_JOB_
Out of the lines below, please list those that hold the string "marker".

_INFORMATION PROVIDED_
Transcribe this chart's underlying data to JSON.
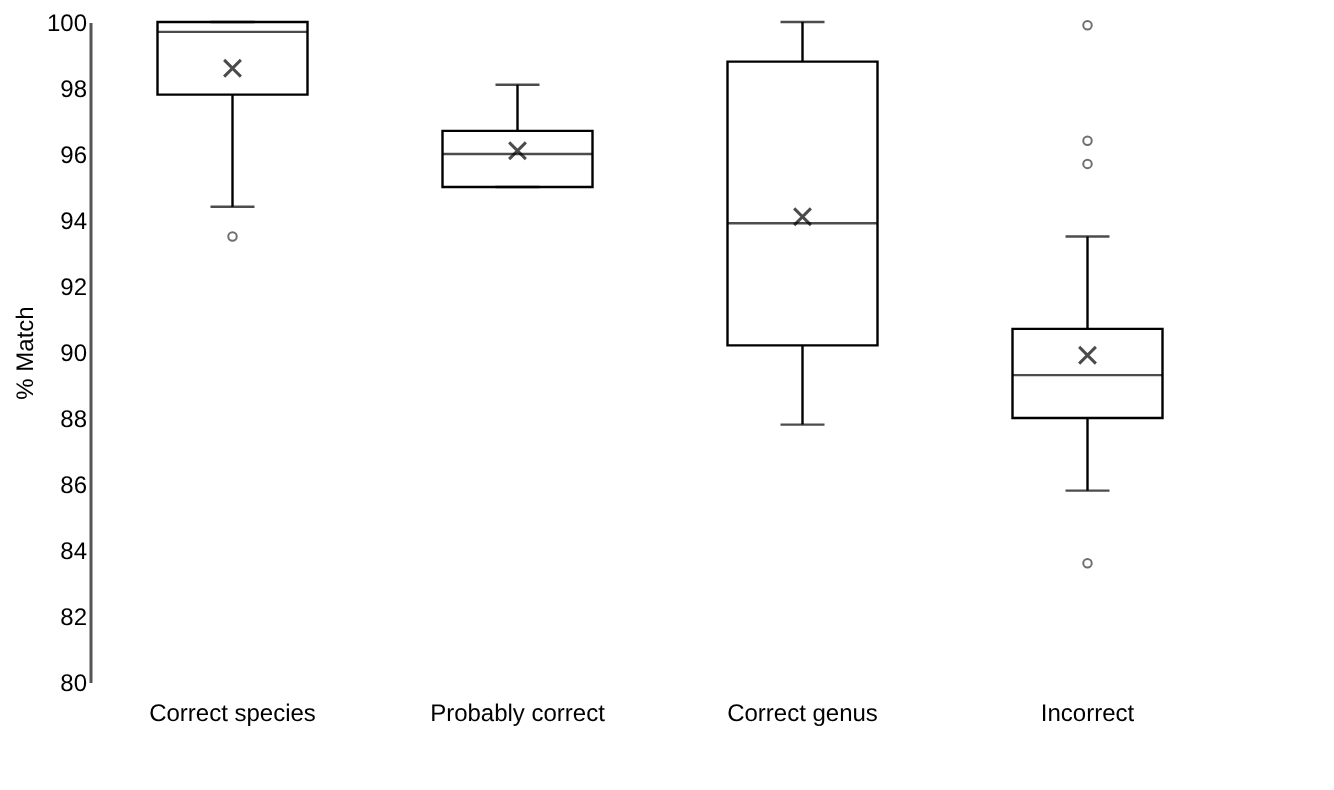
{
  "chart_data": {
    "type": "box",
    "ylabel": "% Match",
    "categories": [
      "Correct species",
      "Probably correct",
      "Correct genus",
      "Incorrect"
    ],
    "boxes": [
      {
        "low": 94.4,
        "q1": 97.8,
        "median": 99.7,
        "q3": 100,
        "high": 100,
        "mean": 98.6,
        "outliers": [
          93.5
        ]
      },
      {
        "low": 95.0,
        "q1": 95.0,
        "median": 96.0,
        "q3": 96.7,
        "high": 98.1,
        "mean": 96.1
      },
      {
        "low": 87.8,
        "q1": 90.2,
        "median": 93.9,
        "q3": 98.8,
        "high": 100,
        "mean": 94.1
      },
      {
        "low": 85.8,
        "q1": 88.0,
        "median": 89.3,
        "q3": 90.7,
        "high": 93.5,
        "mean": 89.9,
        "outliers": [
          99.9,
          96.4,
          95.7,
          83.6
        ]
      }
    ],
    "ylim": [
      80,
      100
    ],
    "yticks": [
      80,
      82,
      84,
      86,
      88,
      90,
      92,
      94,
      96,
      98,
      100
    ],
    "grid": false
  }
}
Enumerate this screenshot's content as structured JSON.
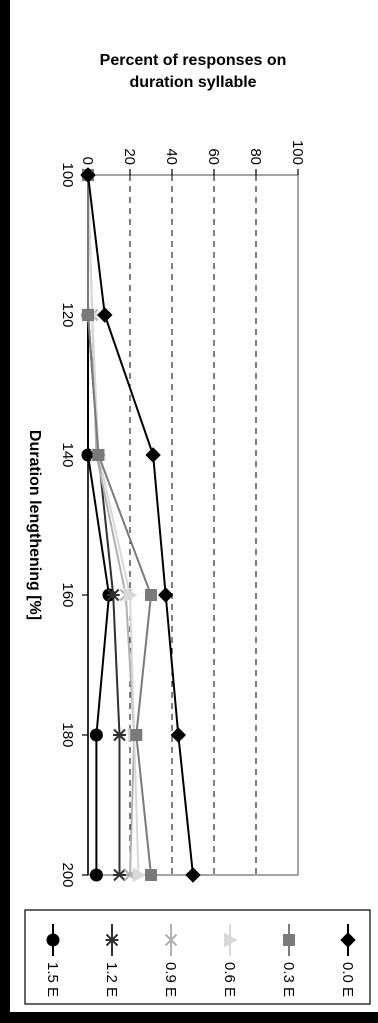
{
  "chart_data": {
    "type": "line",
    "title": "",
    "xlabel": "Duration lengthening [%]",
    "ylabel_lines": [
      "Percent of responses on",
      "duration syllable"
    ],
    "x": [
      100,
      120,
      140,
      160,
      180,
      200
    ],
    "xlim": [
      100,
      200
    ],
    "ylim": [
      0,
      100
    ],
    "x_ticks": [
      "100",
      "120",
      "140",
      "160",
      "180",
      "200"
    ],
    "y_ticks": [
      "0",
      "20",
      "40",
      "60",
      "80",
      "100"
    ],
    "grid": "dashed horizontal at 20, 40, 60, 80",
    "legend_position": "right",
    "series": [
      {
        "name": "0.0 E",
        "marker": "diamond",
        "color": "#000000",
        "values": [
          0,
          8,
          31,
          37,
          43,
          50
        ]
      },
      {
        "name": "0.3 E",
        "marker": "square",
        "color": "#7a7a7a",
        "values": [
          0,
          0,
          5,
          30,
          23,
          30
        ]
      },
      {
        "name": "0.6 E",
        "marker": "triangle",
        "color": "#d8d8d8",
        "values": [
          0,
          2,
          5,
          20,
          22,
          24
        ]
      },
      {
        "name": "0.9 E",
        "marker": "x",
        "color": "#b0b0b0",
        "values": [
          0,
          2,
          4,
          18,
          22,
          20
        ]
      },
      {
        "name": "1.2 E",
        "marker": "star",
        "color": "#303030",
        "values": [
          0,
          0,
          5,
          12,
          15,
          15
        ]
      },
      {
        "name": "1.5 E",
        "marker": "circle",
        "color": "#000000",
        "values": [
          0,
          0,
          0,
          10,
          4,
          4
        ]
      }
    ]
  }
}
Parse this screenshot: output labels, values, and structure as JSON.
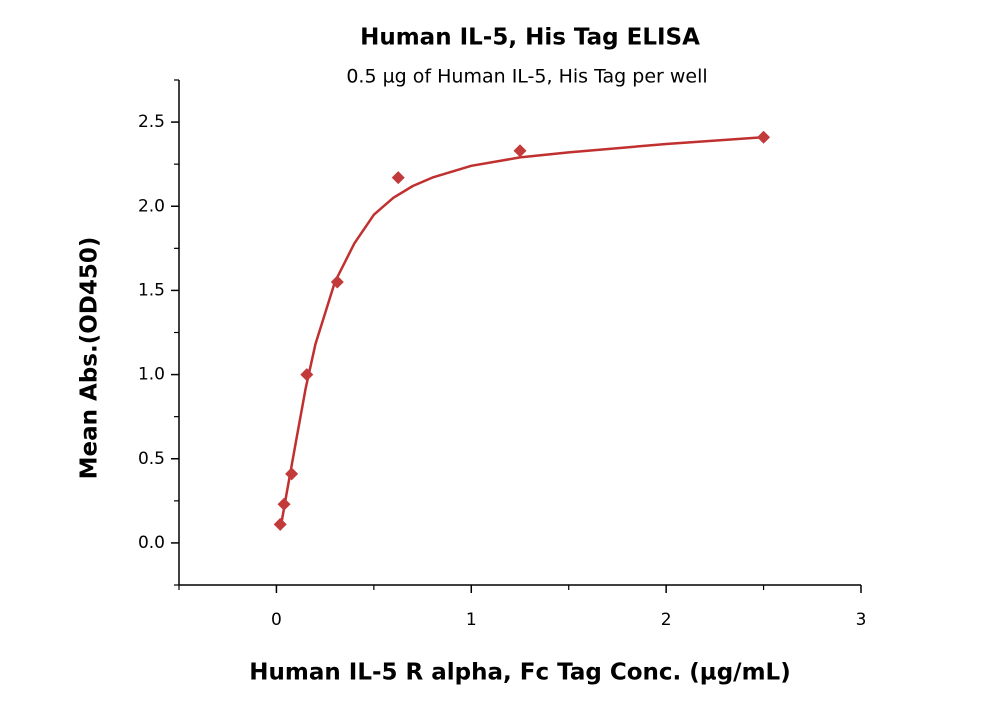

_WRITTEN RESPONSE_
        "marker": "diamond",
        "marker": "square",
        "marker": "triangle",
        "marker": "x",
        "marker": "star",
        "marker": "circle",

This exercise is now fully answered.